● **GIVEN REQUEST**:
Give every line back verbatim, dropping all images.

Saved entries
****************
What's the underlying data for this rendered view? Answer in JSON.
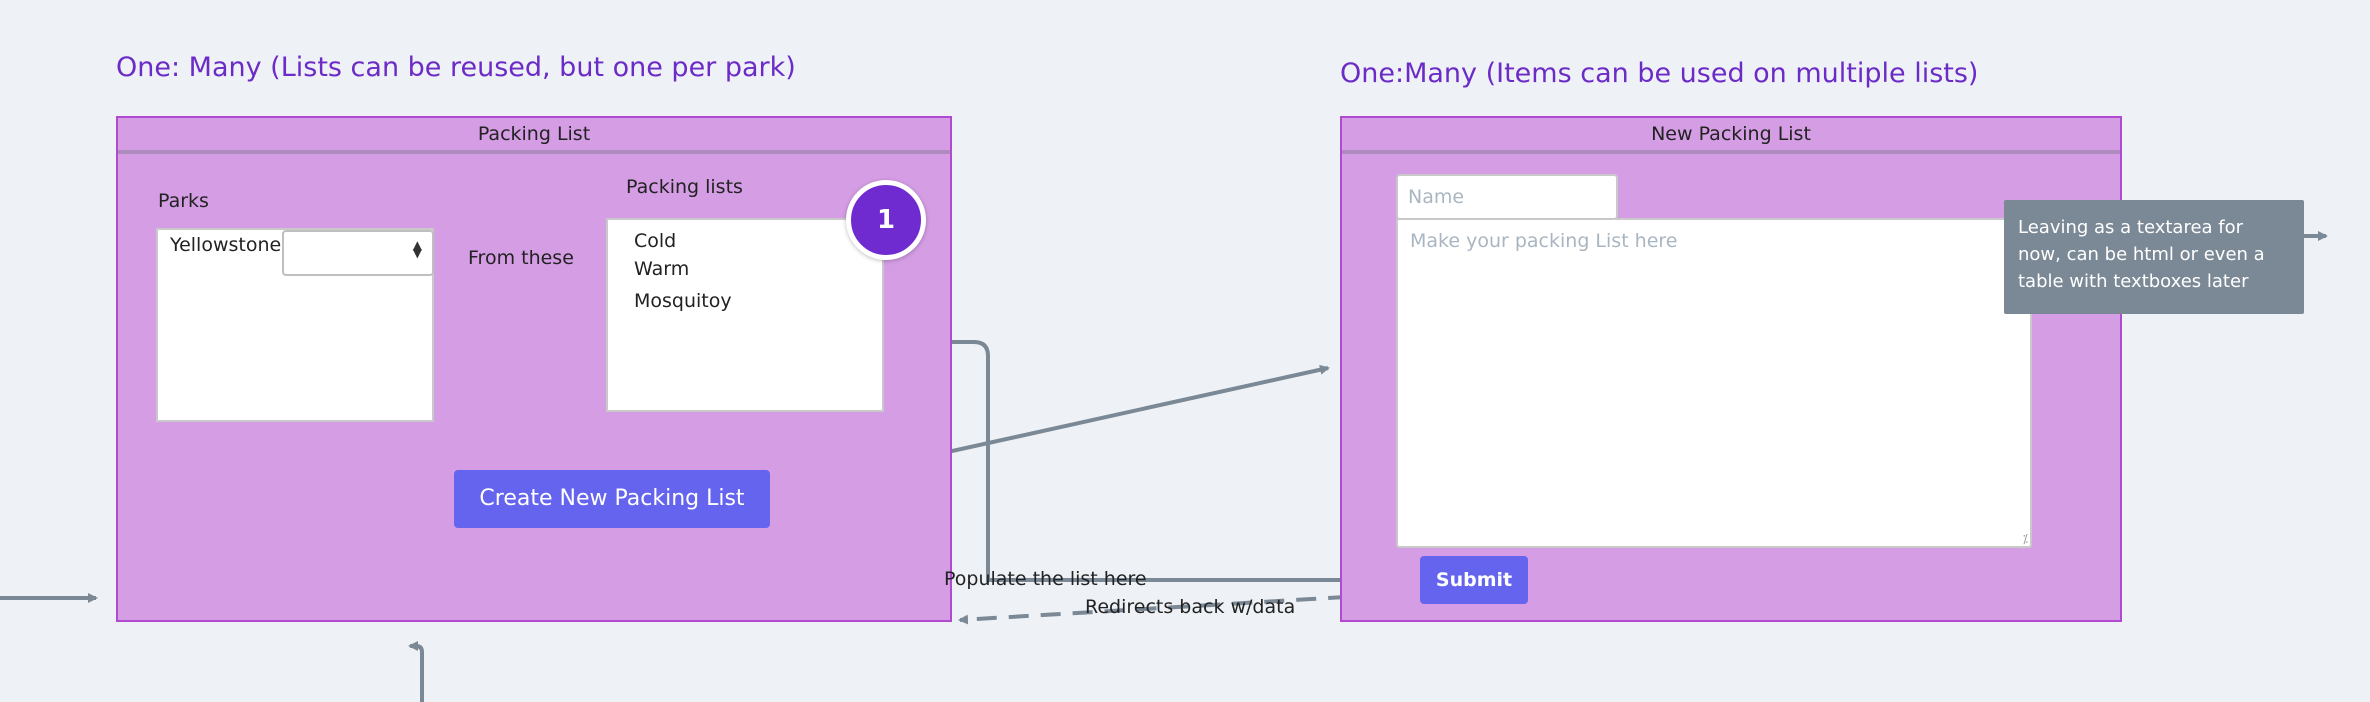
{
  "left_section": {
    "heading": "One: Many (Lists can be reused, but one per park)",
    "frame_title": "Packing List",
    "parks_label": "Parks",
    "park_item": "Yellowstone",
    "select_value": "",
    "lists_label": "Packing lists",
    "list_items": [
      "Cold",
      "Warm",
      "Mosquitoy"
    ],
    "badge_number": "1",
    "create_button": "Create  New Packing List"
  },
  "right_section": {
    "heading": "One:Many (Items can be used on multiple lists)",
    "frame_title": "New Packing List",
    "name_placeholder": "Name",
    "textarea_placeholder": "Make your packing List here",
    "submit_button": "Submit",
    "tooltip": "Leaving as a textarea for now, can be html or even a table with textboxes later"
  },
  "connectors": {
    "from_these": "From these",
    "populate": "Populate the list here",
    "redirects": "Redirects back w/data"
  },
  "colors": {
    "frame_fill": "#d49de4",
    "frame_border": "#b04ad0",
    "heading": "#6c2bc7",
    "button": "#6464ee",
    "badge": "#6f2bd0",
    "connector": "#7b8895",
    "tooltip": "#7b8895"
  }
}
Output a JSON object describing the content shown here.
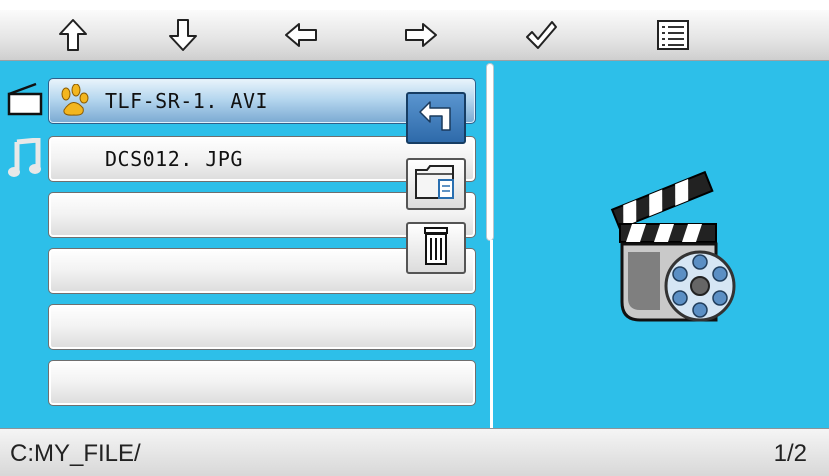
{
  "toolbar": {
    "buttons": [
      "up-arrow-icon",
      "down-arrow-icon",
      "left-arrow-icon",
      "right-arrow-icon",
      "checkmark-icon",
      "list-icon"
    ]
  },
  "categories": [
    "video-category-icon",
    "music-category-icon"
  ],
  "files": [
    {
      "name": "TLF-SR-1. AVI",
      "icon": "paw-icon",
      "selected": true
    },
    {
      "name": "DCS012. JPG",
      "icon": "",
      "selected": false
    },
    {
      "name": "",
      "icon": "",
      "selected": false
    },
    {
      "name": "",
      "icon": "",
      "selected": false
    },
    {
      "name": "",
      "icon": "",
      "selected": false
    },
    {
      "name": "",
      "icon": "",
      "selected": false
    }
  ],
  "actions": [
    "back-icon",
    "folder-copy-icon",
    "trash-icon"
  ],
  "preview_icon": "video-file-icon",
  "status": {
    "path": "C:MY_FILE/",
    "page": "1/2"
  },
  "colors": {
    "background": "#2dbfe9",
    "selected_row": "#7aa9d2",
    "action_button": "#2e6aaa"
  }
}
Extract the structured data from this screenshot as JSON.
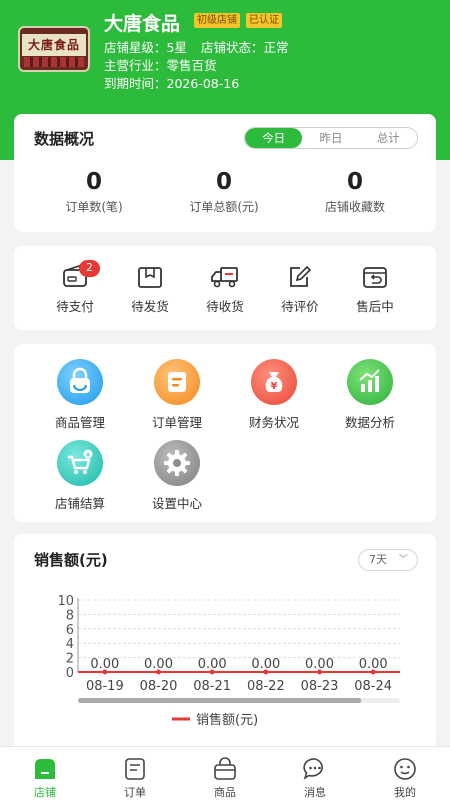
****************
● **EXERCISE RESULT**:
What's the underlying data for this rendered view? Answer in JSON.
{
  "left_section": {
    "heading": "One: Many (Lists can be reused, but one per park)",
    "frame_title": "Packing List",
    "parks_label": "Parks",
    "park_item": "Yellowstone",
    "select_value": "",
    "lists_label": "Packing lists",
    "list_items": [
      "Cold",
      "Warm",
      "Mosquitoy"
    ],
    "badge_number": "1",
    "create_button": "Create  New Packing List"
  },
  "right_section": {
    "heading": "One:Many (Items can be used on multiple lists)",
    "frame_title": "New Packing List",
    "name_placeholder": "Name",
    "textarea_placeholder": "Make your packing List here",
    "submit_button": "Submit",
    "tooltip": "Leaving as a textarea for now, can be html or even a table with textboxes later"
  },
  "connectors": {
    "from_these": "From these",
    "populate": "Populate the list here",
    "redirects": "Redirects back w/data"
  },
  "colors": {
    "frame_fill": "#d49de4",
    "frame_border": "#b04ad0",
    "heading": "#6c2bc7",
    "button": "#6464ee",
    "badge": "#6f2bd0",
    "connector": "#7b8895",
    "tooltip": "#7b8895"
  }
}
Output a JSON object describing the content shown here.
{
  "toolbar": {
    "buttons": [
      "up-arrow-icon",
      "down-arrow-icon",
      "left-arrow-icon",
      "right-arrow-icon",
      "checkmark-icon",
      "list-icon"
    ]
  },
  "categories": [
    "video-category-icon",
    "music-category-icon"
  ],
  "files": [
    {
      "name": "TLF-SR-1. AVI",
      "icon": "paw-icon",
      "selected": true
    },
    {
      "name": "DCS012. JPG",
      "icon": "",
      "selected": false
    },
    {
      "name": "",
      "icon": "",
      "selected": false
    },
    {
      "name": "",
      "icon": "",
      "selected": false
    },
    {
      "name": "",
      "icon": "",
      "selected": false
    },
    {
      "name": "",
      "icon": "",
      "selected": false
    }
  ],
  "actions": [
    "back-icon",
    "folder-copy-icon",
    "trash-icon"
  ],
  "preview_icon": "video-file-icon",
  "status": {
    "path": "C:MY_FILE/",
    "page": "1/2"
  },
  "colors": {
    "background": "#2dbfe9",
    "selected_row": "#7aa9d2",
    "action_button": "#2e6aaa"
  }
}
Extract the structured data from this screenshot as JSON.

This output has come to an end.